Work to complete:
Reproduce the program note on The Space Between Us... in full, word for word.

ABOUT THE MUSIC

Corrina Bonshek
The Space Between Us... (2022)
WORLD PREMIERE


In July 2022, I drove 1000km west from my home just north of the easternmost edge of Australia to the tiny town of Quilpie in Channel Country.

I was struck by the space, the hugeness of sky, the shimmering mirages on horizon, and the dotting of trees and fence lines that danced in the distance, and vibrant greens against red earth.

This piece is inspired by my experience of that vast landscape, and is composed for performance in a highly reverberant space, such as the 7-second reverb at its premiere at St John’s Cathedral in Brisbane as part of Brisbane Music Festival.

The work is in 8 sections (some of which are like mini-pieces) that are programmatically titled.

1.1 Horizon stretches far and wide

1.2 Iridescent green dances across red earth

2 Blue-white mirage flickers and glistens like water

3. Moody sky, dark-purple swirls

4 Heavy clouds press the earth, Stormbirds cry

5 Gently blooming, a kaleidoscope of wildflowers turn to face the sun

6 Deep-blue sky pools (Reprise of 2)

Supplied data:
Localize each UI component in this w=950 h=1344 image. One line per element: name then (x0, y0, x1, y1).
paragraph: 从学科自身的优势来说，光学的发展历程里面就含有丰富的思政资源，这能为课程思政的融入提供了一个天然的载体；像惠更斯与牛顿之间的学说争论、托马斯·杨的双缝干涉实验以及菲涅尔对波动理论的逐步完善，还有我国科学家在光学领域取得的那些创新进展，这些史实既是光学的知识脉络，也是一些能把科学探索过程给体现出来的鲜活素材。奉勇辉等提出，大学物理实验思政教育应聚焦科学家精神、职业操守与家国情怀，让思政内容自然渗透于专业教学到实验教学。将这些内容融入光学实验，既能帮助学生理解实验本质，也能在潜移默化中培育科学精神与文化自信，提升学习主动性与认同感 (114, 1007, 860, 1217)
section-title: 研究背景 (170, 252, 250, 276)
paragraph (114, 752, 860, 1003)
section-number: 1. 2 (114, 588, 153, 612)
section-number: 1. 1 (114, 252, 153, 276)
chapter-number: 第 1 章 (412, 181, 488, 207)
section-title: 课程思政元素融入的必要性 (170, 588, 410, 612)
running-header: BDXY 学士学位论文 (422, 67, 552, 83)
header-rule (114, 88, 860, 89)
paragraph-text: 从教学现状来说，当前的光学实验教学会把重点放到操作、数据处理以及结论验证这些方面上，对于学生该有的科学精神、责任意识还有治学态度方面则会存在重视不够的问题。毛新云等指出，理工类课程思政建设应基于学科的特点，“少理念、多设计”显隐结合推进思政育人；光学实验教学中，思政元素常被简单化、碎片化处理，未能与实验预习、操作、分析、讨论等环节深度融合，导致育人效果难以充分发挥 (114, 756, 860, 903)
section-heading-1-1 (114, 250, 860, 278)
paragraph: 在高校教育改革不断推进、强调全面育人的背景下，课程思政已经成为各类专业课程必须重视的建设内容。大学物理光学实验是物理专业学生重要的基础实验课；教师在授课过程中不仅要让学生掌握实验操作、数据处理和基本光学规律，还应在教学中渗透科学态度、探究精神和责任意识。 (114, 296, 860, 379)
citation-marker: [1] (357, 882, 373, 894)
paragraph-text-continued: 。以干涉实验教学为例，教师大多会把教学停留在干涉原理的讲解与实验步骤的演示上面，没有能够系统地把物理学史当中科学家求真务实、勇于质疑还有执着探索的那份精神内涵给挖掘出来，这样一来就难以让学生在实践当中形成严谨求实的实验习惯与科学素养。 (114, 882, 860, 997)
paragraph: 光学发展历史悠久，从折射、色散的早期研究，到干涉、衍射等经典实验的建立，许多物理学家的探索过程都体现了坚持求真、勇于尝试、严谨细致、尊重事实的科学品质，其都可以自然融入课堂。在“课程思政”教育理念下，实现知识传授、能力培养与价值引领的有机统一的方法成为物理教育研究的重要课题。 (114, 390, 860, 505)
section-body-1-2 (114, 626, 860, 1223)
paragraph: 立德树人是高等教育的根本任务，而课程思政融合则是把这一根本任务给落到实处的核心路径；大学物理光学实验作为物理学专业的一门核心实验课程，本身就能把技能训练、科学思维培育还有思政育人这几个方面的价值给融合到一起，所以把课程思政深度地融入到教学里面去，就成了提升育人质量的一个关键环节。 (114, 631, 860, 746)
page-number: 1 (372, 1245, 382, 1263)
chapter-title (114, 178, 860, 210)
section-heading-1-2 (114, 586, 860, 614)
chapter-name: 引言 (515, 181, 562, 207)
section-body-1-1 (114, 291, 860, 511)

Written answer:
ABOUT THE MUSIC

Corrina Bonshek
The Space Between Us... (2022)
WORLD PREMIERE


In July 2022, I drove 1000km west from my home just north of the easternmost edge of Australia to the tiny town of Quilpie in Channel Country.

I was struck by the space, the hugeness of sky, the shimmering mirages on horizon, and the dotting of trees and fence lines that danced in the distance, and vibrant greens against red earth.

This piece is inspired by my experience of that vast landscape, and is composed for performance in a highly reverberant space, such as the 7-second reverb at its premiere at St John’s Cathedral in Brisbane as part of Brisbane Music Festival.

The work is in 8 sections (some of which are like mini-pieces) that are programmatically titled.

1.1 Horizon stretches far and wide

1.2 Iridescent green dances across red earth

2 Blue-white mirage flickers and glistens like water

3. Moody sky, dark-purple swirls

4 Heavy clouds press the earth, Stormbirds cry

5 Gently blooming, a kaleidoscope of wildflowers turn to face the sun

6 Deep-blue sky pools (Reprise of 2)